# Start of Data provided
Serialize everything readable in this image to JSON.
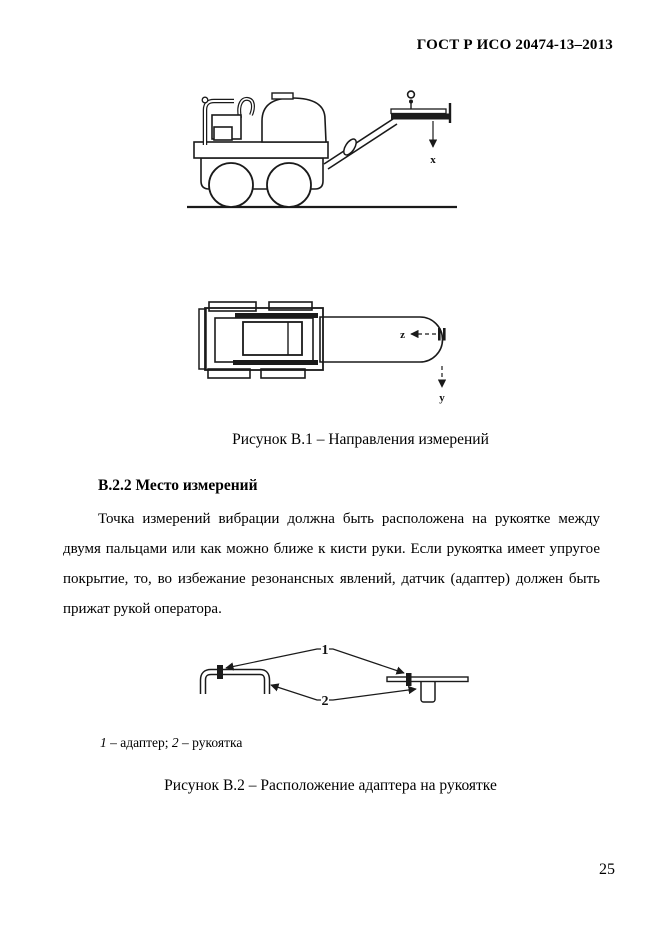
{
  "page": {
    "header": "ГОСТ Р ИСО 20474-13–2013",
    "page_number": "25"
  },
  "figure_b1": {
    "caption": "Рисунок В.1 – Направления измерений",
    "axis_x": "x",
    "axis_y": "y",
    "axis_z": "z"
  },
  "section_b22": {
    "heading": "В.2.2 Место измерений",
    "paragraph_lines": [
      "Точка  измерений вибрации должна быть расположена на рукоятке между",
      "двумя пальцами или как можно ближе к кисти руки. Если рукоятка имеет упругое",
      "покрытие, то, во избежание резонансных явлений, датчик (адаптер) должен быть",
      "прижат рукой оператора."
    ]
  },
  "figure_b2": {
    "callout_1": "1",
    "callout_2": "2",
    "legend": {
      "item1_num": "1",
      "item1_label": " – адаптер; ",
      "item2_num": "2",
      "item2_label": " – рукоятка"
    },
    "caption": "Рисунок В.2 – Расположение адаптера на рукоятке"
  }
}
# End of Data provided
:: Brief ::
Give an exact reproduction of every line, leaving out any picture.

:: Reply ::
Serialize everything readable in this image to JSON.
{
  "page": {
    "header": "ГОСТ Р ИСО 20474-13–2013",
    "page_number": "25"
  },
  "figure_b1": {
    "caption": "Рисунок В.1 – Направления измерений",
    "axis_x": "x",
    "axis_y": "y",
    "axis_z": "z"
  },
  "section_b22": {
    "heading": "В.2.2 Место измерений",
    "paragraph_lines": [
      "Точка  измерений вибрации должна быть расположена на рукоятке между",
      "двумя пальцами или как можно ближе к кисти руки. Если рукоятка имеет упругое",
      "покрытие, то, во избежание резонансных явлений, датчик (адаптер) должен быть",
      "прижат рукой оператора."
    ]
  },
  "figure_b2": {
    "callout_1": "1",
    "callout_2": "2",
    "legend": {
      "item1_num": "1",
      "item1_label": " – адаптер; ",
      "item2_num": "2",
      "item2_label": " – рукоятка"
    },
    "caption": "Рисунок В.2 – Расположение адаптера на рукоятке"
  }
}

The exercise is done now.